Lifesketch of Anna Hermina Shaw

1/23/1861 – 9/8/1947

Granddaughter of Philip Cardon and Martha Marie Tourn

Daughter of Jean Cardon and Anna Regula Furrer


Myrtillo Shaw, Jr and Anna Hermina Cardon Shaw

Life Sketches from the Mormon Diaries Project

 

Introductory Notes 

I, Michael Brown Shaw, compiled this 7 page document in June 2006. It consists of brief life sketches of my Great Great Grandfather Myrtillo Shaw, Jr, and his wife, my Great Great Grandmother, Anna Hermina Cardon Shaw. Each sketch begins with a third-person introduction of the individual and the bulk of each sketch consists of first-person accounts of life events. 

My source for these life sketches comes from the Utah State University Special Collections Library. The library has a collection of documents which make up the “Mormon Diaries project.” The USU Special Collections staff printed copies of the pertinent documents and mailed them to me. The documents were typewritten and I transcribed them into modern computer format for improved searching and distribution. In so doing, I have preserved all spelling, punctuation, and grammar exactly as they appear in the source documents, including any errors. I have made no editorial attempt. 

Finally, I am in no way an expert on the Mormon Diaries project. The background information contained herein is taken from descriptions obtained from the USU Special Collections Internet website with minor editing for length. 

Table of Contents

Background on the Mormon Diaries Project

Life Sketch of Myrtillo Shaw, Jr

Life Sketch of Anna Hermina Cardon Shaw


Background on the Mormon Diaries Project

During the Great Depression of the 1930s, the federal government of the United States established the Works Progress Administration (WPA) in an effort to provide employment opportunities. Among the undertakings of the WPA was the Mormon Diaries project. 

With assistance from the Federal Emergency Relief Administration, the Historical Records Survey, as well as the WPA , Juanita Brooks supervised a project to collect and transcribe the diaries, journals, and biographical sketches for over 400 Latter-day Saint pioneers. The project ran from 1934 until 1942.

*Dataset extract*
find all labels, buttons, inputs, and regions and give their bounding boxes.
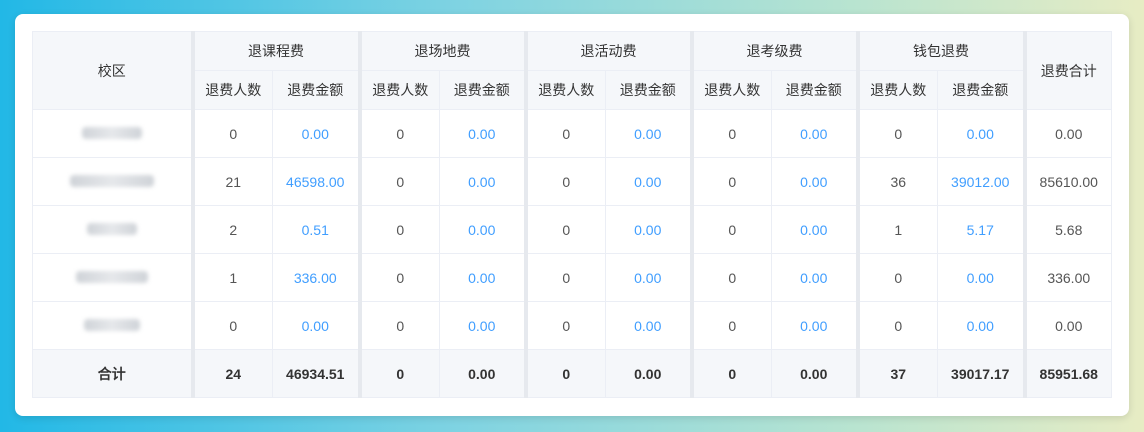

*Short exercise*
Reproduce the Anna Hermina Shaw life sketch word for word, from "Life Sketches from" to "of life events.".

*Finished answer*
Life Sketches from the Mormon Diaries Project

 

Introductory Notes 

I, Michael Brown Shaw, compiled this 7 page document in June 2006. It consists of brief life sketches of my Great Great Grandfather Myrtillo Shaw, Jr, and his wife, my Great Great Grandmother, Anna Hermina Cardon Shaw. Each sketch begins with a third-person introduction of the individual and the bulk of each sketch consists of first-person accounts of life events.